#### [WHAT IS BEING ASKED]
Search the records for the word "JSON" and pick out every line that has it.

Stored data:
☆ ☆ ☆ ☆

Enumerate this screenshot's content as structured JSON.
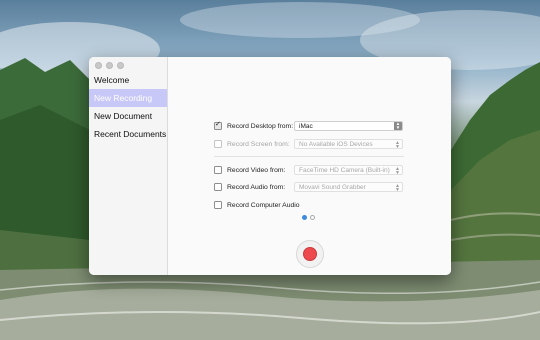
{
  "window": {
    "controls": [
      "close",
      "minimize",
      "zoom"
    ]
  },
  "sidebar": {
    "items": [
      {
        "label": "Welcome",
        "active": false
      },
      {
        "label": "New Recording",
        "active": true
      },
      {
        "label": "New Document",
        "active": false
      },
      {
        "label": "Recent Documents",
        "active": false
      }
    ]
  },
  "options": {
    "desktop": {
      "label": "Record Desktop from:",
      "checked": true,
      "enabled": true,
      "value": "iMac"
    },
    "screen": {
      "label": "Record Screen from:",
      "checked": false,
      "enabled": false,
      "value": "No Available iOS Devices"
    },
    "video": {
      "label": "Record Video from:",
      "checked": false,
      "enabled": true,
      "value": "FaceTime HD Camera (Built-in)"
    },
    "audio": {
      "label": "Record Audio from:",
      "checked": false,
      "enabled": true,
      "value": "Movavi Sound Grabber"
    },
    "computer_audio": {
      "label": "Record Computer Audio",
      "checked": false,
      "enabled": true
    }
  },
  "pager": {
    "pages": 2,
    "current": 1
  },
  "colors": {
    "accent_sidebar": "#c7c7f8",
    "record_button": "#ee4a4e",
    "pager_active": "#3d8be0"
  },
  "icons": {
    "record_button": "record-icon"
  }
}
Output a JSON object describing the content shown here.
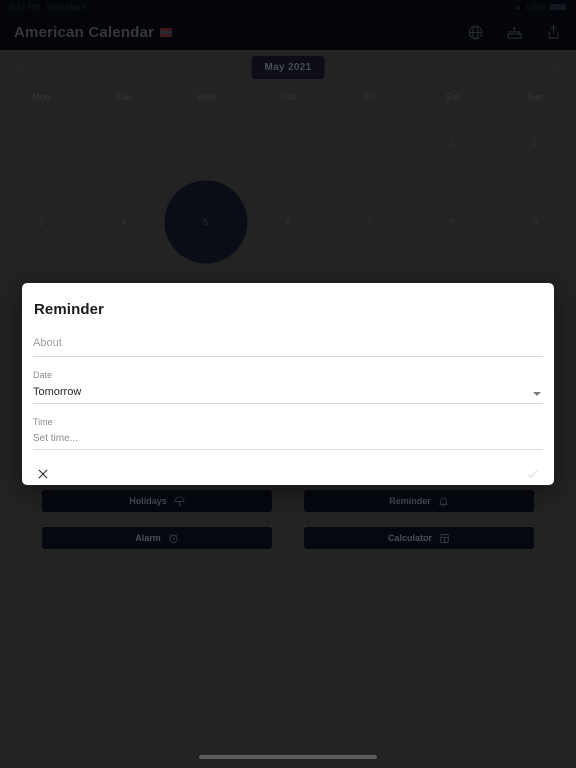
{
  "status_bar": {
    "time": "4:12 PM",
    "date": "Wed May 5",
    "wifi_icon": "wifi-icon",
    "battery_label": "100%"
  },
  "app_bar": {
    "title": "American Calendar",
    "flag_icon": "us-flag-icon",
    "actions": [
      {
        "name": "globe-icon",
        "label": "Globe"
      },
      {
        "name": "cake-icon",
        "label": "Birthdays"
      },
      {
        "name": "share-icon",
        "label": "Share"
      }
    ]
  },
  "calendar": {
    "prev_label": "‹",
    "next_label": "›",
    "month_label": "May 2021",
    "weekday_headers": [
      "Mon",
      "Tue",
      "Wed",
      "Thu",
      "Fri",
      "Sat",
      "Sun"
    ],
    "weeks": [
      [
        "",
        "",
        "",
        "",
        "",
        "1",
        "2"
      ],
      [
        "3",
        "4",
        "5",
        "6",
        "7",
        "8",
        "9"
      ]
    ],
    "selected_day": "5",
    "selected_circle_color": "#0a0d16"
  },
  "quick_actions": [
    {
      "label": "Holidays",
      "icon": "umbrella-icon"
    },
    {
      "label": "Reminder",
      "icon": "bell-icon"
    },
    {
      "label": "Alarm",
      "icon": "alarm-clock-icon"
    },
    {
      "label": "Calculator",
      "icon": "calculator-icon"
    }
  ],
  "dialog": {
    "title": "Reminder",
    "about": {
      "placeholder": "About",
      "value": ""
    },
    "date": {
      "label": "Date",
      "value": "Tomorrow"
    },
    "time": {
      "label": "Time",
      "placeholder": "Set time..."
    },
    "cancel_icon": "close-icon",
    "confirm_icon": "check-icon"
  },
  "colors": {
    "app_bar_bg": "#05080f",
    "page_bg": "#343434",
    "dialog_bg": "#ffffff",
    "accent_pill": "#14161f"
  }
}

☆ ☆ ☆ ☆

#### [FULL ANSWER]
Enumerate this screenshot's content as structured JSON.
Output a JSON object describing the content shown here.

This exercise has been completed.